**Record set:**
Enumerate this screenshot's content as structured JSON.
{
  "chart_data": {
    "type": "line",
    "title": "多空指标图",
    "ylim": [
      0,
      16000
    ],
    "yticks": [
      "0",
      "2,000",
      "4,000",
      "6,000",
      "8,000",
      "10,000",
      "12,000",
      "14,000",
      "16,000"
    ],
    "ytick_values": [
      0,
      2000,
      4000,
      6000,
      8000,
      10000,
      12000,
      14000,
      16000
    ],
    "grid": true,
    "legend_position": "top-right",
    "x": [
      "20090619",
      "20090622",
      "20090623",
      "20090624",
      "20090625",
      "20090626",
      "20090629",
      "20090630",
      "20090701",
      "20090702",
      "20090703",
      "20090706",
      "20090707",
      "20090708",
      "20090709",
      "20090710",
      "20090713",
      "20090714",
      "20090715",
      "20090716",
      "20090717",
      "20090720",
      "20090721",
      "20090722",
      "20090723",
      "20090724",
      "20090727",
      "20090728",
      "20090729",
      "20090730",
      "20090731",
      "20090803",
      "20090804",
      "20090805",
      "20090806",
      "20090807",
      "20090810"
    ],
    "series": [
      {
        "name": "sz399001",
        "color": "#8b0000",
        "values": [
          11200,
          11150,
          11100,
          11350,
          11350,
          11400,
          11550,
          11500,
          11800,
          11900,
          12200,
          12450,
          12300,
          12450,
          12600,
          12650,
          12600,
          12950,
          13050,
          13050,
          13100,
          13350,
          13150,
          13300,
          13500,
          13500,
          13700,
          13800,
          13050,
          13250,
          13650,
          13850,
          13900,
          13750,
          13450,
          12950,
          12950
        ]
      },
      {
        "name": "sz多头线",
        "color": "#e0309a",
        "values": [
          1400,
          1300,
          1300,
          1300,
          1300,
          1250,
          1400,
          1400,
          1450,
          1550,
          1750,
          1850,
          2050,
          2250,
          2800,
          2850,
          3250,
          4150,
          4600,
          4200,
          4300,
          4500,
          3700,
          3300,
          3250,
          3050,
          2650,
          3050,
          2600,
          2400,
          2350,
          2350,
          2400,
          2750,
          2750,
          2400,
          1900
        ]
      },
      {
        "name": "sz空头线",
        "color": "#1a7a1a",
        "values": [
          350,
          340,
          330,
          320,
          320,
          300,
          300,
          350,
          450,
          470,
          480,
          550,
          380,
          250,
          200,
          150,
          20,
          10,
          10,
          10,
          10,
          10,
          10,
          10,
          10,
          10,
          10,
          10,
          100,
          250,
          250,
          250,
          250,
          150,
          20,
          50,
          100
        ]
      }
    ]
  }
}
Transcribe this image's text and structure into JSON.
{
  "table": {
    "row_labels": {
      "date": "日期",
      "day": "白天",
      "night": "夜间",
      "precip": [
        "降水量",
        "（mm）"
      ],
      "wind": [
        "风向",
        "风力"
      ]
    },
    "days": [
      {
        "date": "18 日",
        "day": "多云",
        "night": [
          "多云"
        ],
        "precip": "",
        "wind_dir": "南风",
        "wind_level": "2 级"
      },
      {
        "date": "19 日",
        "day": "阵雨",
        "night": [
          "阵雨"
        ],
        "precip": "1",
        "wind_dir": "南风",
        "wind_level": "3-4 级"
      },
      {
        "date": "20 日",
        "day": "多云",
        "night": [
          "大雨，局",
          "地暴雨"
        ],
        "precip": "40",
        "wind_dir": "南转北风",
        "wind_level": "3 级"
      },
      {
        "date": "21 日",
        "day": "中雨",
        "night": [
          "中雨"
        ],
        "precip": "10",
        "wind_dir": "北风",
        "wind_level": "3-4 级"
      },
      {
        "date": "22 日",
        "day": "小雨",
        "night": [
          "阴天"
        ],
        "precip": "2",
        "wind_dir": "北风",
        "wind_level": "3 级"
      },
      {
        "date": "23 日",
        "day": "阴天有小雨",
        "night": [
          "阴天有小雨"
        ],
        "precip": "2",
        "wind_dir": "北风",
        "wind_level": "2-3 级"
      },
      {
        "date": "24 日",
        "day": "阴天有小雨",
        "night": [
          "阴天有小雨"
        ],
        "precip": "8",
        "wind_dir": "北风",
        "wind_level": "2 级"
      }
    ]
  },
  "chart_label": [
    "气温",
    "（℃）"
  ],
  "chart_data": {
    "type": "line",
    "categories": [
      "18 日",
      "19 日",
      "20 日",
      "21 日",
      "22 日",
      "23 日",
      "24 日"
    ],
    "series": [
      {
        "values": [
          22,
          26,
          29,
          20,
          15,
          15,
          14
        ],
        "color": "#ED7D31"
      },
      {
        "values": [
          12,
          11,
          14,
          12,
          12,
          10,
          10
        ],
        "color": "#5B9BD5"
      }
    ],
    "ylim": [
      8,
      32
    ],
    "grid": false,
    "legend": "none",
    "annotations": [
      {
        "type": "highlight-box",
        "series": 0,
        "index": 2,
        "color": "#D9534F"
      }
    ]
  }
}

**Stated problem:** Filter the listing for the word "JSON" and copy every line that holds it.

**Exercise response:**
Enumerate this screenshot's content as structured JSON.
Transcribe this image's text and structure into JSON.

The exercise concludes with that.